Moins de CSE que de CE partout, moins de CSSCT que de CHSCT dans les entreprises de plus de 300 salariés pour lesquelles c’est pourtant une obligation légale, très peu de CSSCT négociées dans les autres. Et que dire des Représentants de Proximité, invention de dernière minute pour calmer ceux qui criaient à la disparition des DP, du contact direct avec les salariés, de l’observation sur le terrain des situations de travail ! Fin 2019 date à laquelle tous les CSE auraient dû (et cela n’a pas été le cas) être en place, 81 300 instances ont été recensées. Parmi elles, à peine plus de 10% avaient négocié un accord CSE et 2142 affichaient un accord de mise en place de représentants de proximité soit moins de 3%. Un fiasco prévisible avec une loi qui n’apportait rien voire ne disait rien d’autre que l’obligation d’une implantation syndicale et d’une négociation qui aboutisse. Une loi muette en quelque sorte, une loi qui ne fixe aucun moyen, aucune attribution précise comme si proximité et expression seraient optionnels.
Résultat, un accord sur cinq ne définit pas les attributions du représentant de proximité, se contentant de l’instituer. Pâle copie du DP, certains tentent de traiter les réclamations mais l’employeur s’est allégé régulièrement d’un formalisme pourtant bien utile pour l’engager. De nombreux accords RP autorise ainsi l’employeur à évacuer de l’ordre du jour du CSE des questions qu’il ne souhaite pas développer. Se réfugier derrière une discrétion nécessaire pour respecter le salarié concerné par une situation individuelle est récurrent et bien commode.
Faut-il renoncer aux RP ? Certainement pas mais donnons leur une utilité en revoyant les quelques accords existants et en exigeant des accords là où la négociation n’a pas eu lieu. Comme pour les suppléants, être représentant du personnel demande un minimum de moyens et de reconnaissance du travail accompli : heures de délégation et accès aux réunions sur les sujets que ces représentants ont travaillé ne semble pas une revendication extravagante, non ?
EXPERT
L’expert n’est pas limité à la BDESE et heureusement !
L’accès aux informations est un chemin de croix pour les élus du CSE mais également trop souvent pour leurs experts. Allez savoir pourquoi ? Tout élu du CSE mais également tout DRH et président de CSE sait qu’il ne peut y avoir de consultation sans information et que celle-ci doit être précise et écrite. Pourtant, ce débat est permanent et vient régulièrement polluer les échanges et empêcher le fameux « dialogue constructif » que chacun met en avant.
La Cour de cassation a depuis longtemps déjà rappelé le Code du travail aux employeurs qui considèrent que les demandes de l’expert sont extraordinaires, dépassent le cadre de sa mission que ce dernier peut demander tout document existant et est juge de ce qui est utile à ses travaux. Pour l’expert-comptable, il est même précisé qu’il a un accès aussi large que celui du commissaire aux comptes de l’entreprise. Las, cela ne suffit pas !
◇ ◇ ◇ ◇
CONSIGNE ÉCRITE A:
Pouvez-vous réécrire en tableau Markdown les entrées comprises entre le début des entrées et la ligne contenant "shop-name: [新札幌] VALHALLA", incluse, avec une colonne « N° » pour le numéro de ligne et une colonne « Entrée » pour la ligne, sans les lignes vides ?
Le texte et les entrées n'ont aucun rapport entre eux.
◇ ◇ ◇ ◇
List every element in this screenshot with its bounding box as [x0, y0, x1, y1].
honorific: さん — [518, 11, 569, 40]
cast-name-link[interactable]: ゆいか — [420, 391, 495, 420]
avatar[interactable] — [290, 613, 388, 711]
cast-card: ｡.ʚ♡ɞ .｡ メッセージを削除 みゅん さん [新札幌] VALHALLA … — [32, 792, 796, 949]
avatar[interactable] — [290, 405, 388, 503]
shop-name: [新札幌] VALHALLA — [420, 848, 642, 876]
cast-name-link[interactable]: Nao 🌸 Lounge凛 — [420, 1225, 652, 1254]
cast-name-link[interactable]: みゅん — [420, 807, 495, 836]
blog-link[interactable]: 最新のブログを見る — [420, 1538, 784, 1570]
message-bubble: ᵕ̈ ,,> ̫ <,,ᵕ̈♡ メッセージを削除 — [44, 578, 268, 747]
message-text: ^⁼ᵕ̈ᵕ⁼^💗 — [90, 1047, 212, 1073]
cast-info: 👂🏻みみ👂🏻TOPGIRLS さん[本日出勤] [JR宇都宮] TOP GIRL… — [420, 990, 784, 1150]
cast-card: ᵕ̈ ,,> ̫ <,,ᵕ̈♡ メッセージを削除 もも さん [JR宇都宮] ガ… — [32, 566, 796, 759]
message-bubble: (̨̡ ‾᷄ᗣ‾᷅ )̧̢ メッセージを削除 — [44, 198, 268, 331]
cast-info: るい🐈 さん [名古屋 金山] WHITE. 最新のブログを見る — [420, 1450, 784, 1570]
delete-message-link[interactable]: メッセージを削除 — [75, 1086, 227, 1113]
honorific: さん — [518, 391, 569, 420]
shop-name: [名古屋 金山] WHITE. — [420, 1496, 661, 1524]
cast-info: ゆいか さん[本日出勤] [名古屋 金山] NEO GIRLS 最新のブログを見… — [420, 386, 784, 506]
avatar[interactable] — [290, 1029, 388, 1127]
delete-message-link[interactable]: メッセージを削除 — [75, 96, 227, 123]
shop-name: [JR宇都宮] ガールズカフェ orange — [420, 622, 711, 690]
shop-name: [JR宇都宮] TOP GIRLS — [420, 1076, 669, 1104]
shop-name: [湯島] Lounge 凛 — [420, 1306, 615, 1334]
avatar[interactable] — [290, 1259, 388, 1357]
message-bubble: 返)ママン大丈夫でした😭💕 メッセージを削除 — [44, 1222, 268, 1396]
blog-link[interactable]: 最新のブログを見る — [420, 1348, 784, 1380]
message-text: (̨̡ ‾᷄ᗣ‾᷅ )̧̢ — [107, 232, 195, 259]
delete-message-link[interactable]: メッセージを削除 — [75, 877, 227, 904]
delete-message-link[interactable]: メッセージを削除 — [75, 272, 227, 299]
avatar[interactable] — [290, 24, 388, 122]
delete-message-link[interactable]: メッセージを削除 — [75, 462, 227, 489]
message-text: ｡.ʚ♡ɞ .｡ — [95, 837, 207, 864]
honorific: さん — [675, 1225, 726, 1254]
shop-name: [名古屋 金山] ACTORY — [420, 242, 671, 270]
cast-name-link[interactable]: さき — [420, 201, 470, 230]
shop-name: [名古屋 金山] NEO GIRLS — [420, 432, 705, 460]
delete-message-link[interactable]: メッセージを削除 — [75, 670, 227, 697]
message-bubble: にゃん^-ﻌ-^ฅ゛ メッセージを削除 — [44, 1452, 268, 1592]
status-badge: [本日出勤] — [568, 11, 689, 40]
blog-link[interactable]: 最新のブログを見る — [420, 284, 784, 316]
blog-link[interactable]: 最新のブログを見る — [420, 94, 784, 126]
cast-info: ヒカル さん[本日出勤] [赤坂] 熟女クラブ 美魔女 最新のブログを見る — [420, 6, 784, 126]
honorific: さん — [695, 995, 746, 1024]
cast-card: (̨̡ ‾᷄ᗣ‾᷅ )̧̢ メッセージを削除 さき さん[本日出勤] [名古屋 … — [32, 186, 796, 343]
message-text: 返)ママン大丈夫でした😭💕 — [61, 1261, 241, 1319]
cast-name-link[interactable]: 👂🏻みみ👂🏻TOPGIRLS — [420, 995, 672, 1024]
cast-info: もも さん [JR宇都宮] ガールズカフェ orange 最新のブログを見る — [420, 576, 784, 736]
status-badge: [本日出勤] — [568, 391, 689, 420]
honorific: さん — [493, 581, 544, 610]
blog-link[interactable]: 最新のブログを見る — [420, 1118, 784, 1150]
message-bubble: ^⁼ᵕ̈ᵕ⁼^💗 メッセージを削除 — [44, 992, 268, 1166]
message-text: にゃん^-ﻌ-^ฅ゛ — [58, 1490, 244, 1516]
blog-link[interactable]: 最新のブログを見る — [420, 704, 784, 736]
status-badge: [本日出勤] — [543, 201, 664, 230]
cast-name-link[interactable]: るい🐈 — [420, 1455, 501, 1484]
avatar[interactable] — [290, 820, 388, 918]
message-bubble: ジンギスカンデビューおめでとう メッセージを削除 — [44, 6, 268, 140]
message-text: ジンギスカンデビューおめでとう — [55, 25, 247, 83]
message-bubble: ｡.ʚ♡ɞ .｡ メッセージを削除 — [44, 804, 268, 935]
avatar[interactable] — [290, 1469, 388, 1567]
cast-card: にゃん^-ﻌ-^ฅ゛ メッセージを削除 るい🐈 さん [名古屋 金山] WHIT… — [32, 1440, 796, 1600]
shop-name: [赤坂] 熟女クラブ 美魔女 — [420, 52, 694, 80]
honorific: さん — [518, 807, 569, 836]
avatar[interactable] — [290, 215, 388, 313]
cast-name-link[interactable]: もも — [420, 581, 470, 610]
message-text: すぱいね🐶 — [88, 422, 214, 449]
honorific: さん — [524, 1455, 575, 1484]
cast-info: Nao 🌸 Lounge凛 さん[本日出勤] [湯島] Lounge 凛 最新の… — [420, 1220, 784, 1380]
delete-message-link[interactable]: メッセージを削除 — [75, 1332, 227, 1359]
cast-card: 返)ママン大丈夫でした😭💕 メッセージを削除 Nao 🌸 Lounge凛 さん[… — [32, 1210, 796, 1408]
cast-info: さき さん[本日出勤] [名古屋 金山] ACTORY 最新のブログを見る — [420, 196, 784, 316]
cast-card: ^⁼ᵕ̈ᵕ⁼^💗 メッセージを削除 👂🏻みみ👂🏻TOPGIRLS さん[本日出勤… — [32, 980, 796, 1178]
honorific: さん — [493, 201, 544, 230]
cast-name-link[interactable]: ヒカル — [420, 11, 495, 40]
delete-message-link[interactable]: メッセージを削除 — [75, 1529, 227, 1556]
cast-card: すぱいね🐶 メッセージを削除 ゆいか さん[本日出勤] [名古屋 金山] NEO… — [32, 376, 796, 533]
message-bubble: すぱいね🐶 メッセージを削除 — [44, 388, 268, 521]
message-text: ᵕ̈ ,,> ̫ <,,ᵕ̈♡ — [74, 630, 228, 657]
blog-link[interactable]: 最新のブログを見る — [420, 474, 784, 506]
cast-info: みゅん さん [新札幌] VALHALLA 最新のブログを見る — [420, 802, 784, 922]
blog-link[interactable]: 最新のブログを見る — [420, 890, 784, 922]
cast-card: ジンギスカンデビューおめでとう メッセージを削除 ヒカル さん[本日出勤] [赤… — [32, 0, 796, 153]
◇ ◇ ◇ ◇
CONSIGNE ÉCRITE B:
Pouvez-vous reproduire à l'identique le passage du texte sur les CSE compris entre "Faut-il renoncer aux" et "extravagante, non ?", inclus ?

SOLUTION COMPLÈTE A:
| N° | Entrée |
|---|---|
| 1 | List every element in this screenshot with its bounding box as [x0, y0, x1, y1]. |
| 2 | honorific: さん — [518, 11, 569, 40] |
| 3 | cast-name-link[interactable]: ゆいか — [420, 391, 495, 420] |
| 4 | avatar[interactable] — [290, 613, 388, 711] |
| 5 | cast-card: ｡.ʚ♡ɞ .｡ メッセージを削除 みゅん さん [新札幌] VALHALLA … — [32, 792, 796, 949] |
| 6 | avatar[interactable] — [290, 405, 388, 503] |
| 7 | shop-name: [新札幌] VALHALLA — [420, 848, 642, 876] |

SOLUTION COMPLÈTE B:
Faut-il renoncer aux RP ? Certainement pas mais donnons leur une utilité en revoyant les quelques accords existants et en exigeant des accords là où la négociation n’a pas eu lieu. Comme pour les suppléants, être représentant du personnel demande un minimum de moyens et de reconnaissance du travail accompli : heures de délégation et accès aux réunions sur les sujets que ces représentants ont travaillé ne semble pas une revendication extravagante, non ?